> EXERCISE MATERIALS
========================

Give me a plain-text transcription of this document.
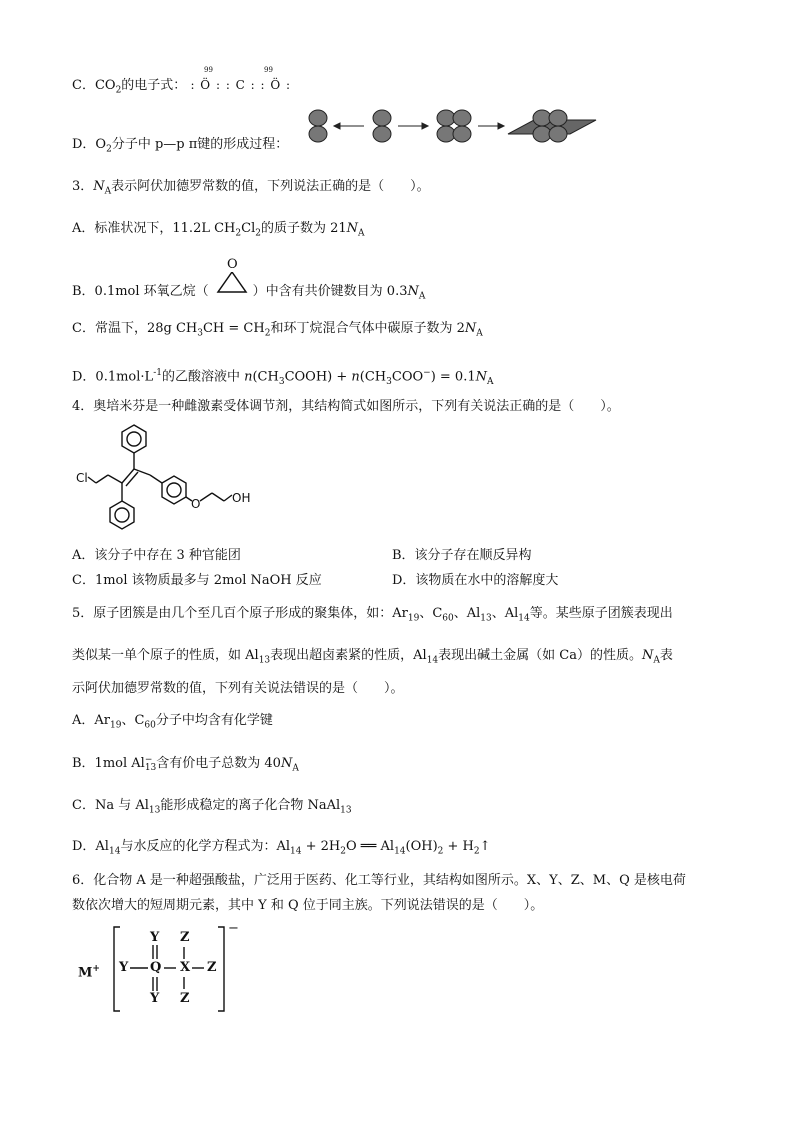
C．$CO_2$的电子式： : Ö : : C : : Ö :
99	99
D．$O_2$分子中 p—p π键的形成过程：
3．$N_A$表示阿伏加德罗常数的值，下列说法正确的是（　　）。
A．标准状况下，11.2L $CH_2Cl_2$的质子数为 $21N_A$
B．0.1mol 环氧乙烷（	）中含有共价键数目为 $0.3N_A$
O
C．常温下，28g $CH_3CH = CH_2$和环丁烷混合气体中碳原子数为 $2N_A$
D．$0.1mol\cdot L^{-1}$的乙酸溶液中 $n(CH_3COOH) + n(CH_3COO^-) = 0.1N_A$
4．奥培米芬是一种雌激素受体调节剂，其结构简式如图所示，下列有关说法正确的是（　　）。
Cl
O	OH
A．该分子中存在 3 种官能团	B．该分子存在顺反异构
C．1mol 该物质最多与 2mol NaOH 反应	D．该物质在水中的溶解度大
5．原子团簇是由几个至几百个原子形成的聚集体，如：$Ar_{19}$、$C_{60}$、$Al_{13}$、$Al_{14}$等。某些原子团簇表现出
类似某一单个原子的性质，如 $Al_{13}$表现出超卤素紧的性质，$Al_{14}$表现出碱土金属（如 Ca）的性质。$N_A$表
示阿伏加德罗常数的值，下列有关说法错误的是（　　）。
A．$Ar_{19}$、$C_{60}$分子中均含有化学键
B．1mol Al −
13 含有价电子总数为 $40N_A$
C．Na 与 $Al_{13}$能形成稳定的离子化合物 NaAl$_{13}$
D．$Al_{14}$与水反应的化学方程式为：$Al_{14} + 2H_2O$ ══ $Al_{14}(OH)_2$ + $H_2↑$
6．化合物 A 是一种超强酸盐，广泛用于医药、化工等行业，其结构如图所示。X、Y、Z、M、Q 是核电荷
数依次增大的短周期元素，其中 Y 和 Q 位于同主族。下列说法错误的是（　　）。
M+ Y Q X Z
Y
Y
Z
Z
−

========================

Retype every entry verbatim and exclude the pictures from the copy.

> THE ANSWER
Give me a plain-text transcription of this document.
C．$CO_2$的电子式： : Ö : : C : : Ö :
99	99
D．$O_2$分子中 p—p π键的形成过程：
3．$N_A$表示阿伏加德罗常数的值，下列说法正确的是（　　）。
A．标准状况下，11.2L $CH_2Cl_2$的质子数为 $21N_A$
B．0.1mol 环氧乙烷（	）中含有共价键数目为 $0.3N_A$
O
C．常温下，28g $CH_3CH = CH_2$和环丁烷混合气体中碳原子数为 $2N_A$
D．$0.1mol\cdot L^{-1}$的乙酸溶液中 $n(CH_3COOH) + n(CH_3COO^-) = 0.1N_A$
4．奥培米芬是一种雌激素受体调节剂，其结构简式如图所示，下列有关说法正确的是（　　）。
Cl
O	OH
A．该分子中存在 3 种官能团	B．该分子存在顺反异构
C．1mol 该物质最多与 2mol NaOH 反应	D．该物质在水中的溶解度大
5．原子团簇是由几个至几百个原子形成的聚集体，如：$Ar_{19}$、$C_{60}$、$Al_{13}$、$Al_{14}$等。某些原子团簇表现出
类似某一单个原子的性质，如 $Al_{13}$表现出超卤素紧的性质，$Al_{14}$表现出碱土金属（如 Ca）的性质。$N_A$表
示阿伏加德罗常数的值，下列有关说法错误的是（　　）。
A．$Ar_{19}$、$C_{60}$分子中均含有化学键
B．1mol Al −
13 含有价电子总数为 $40N_A$
C．Na 与 $Al_{13}$能形成稳定的离子化合物 NaAl$_{13}$
D．$Al_{14}$与水反应的化学方程式为：$Al_{14} + 2H_2O$ ══ $Al_{14}(OH)_2$ + $H_2↑$
6．化合物 A 是一种超强酸盐，广泛用于医药、化工等行业，其结构如图所示。X、Y、Z、M、Q 是核电荷
数依次增大的短周期元素，其中 Y 和 Q 位于同主族。下列说法错误的是（　　）。
M+ Y Q X Z
Y
Y
Z
Z
−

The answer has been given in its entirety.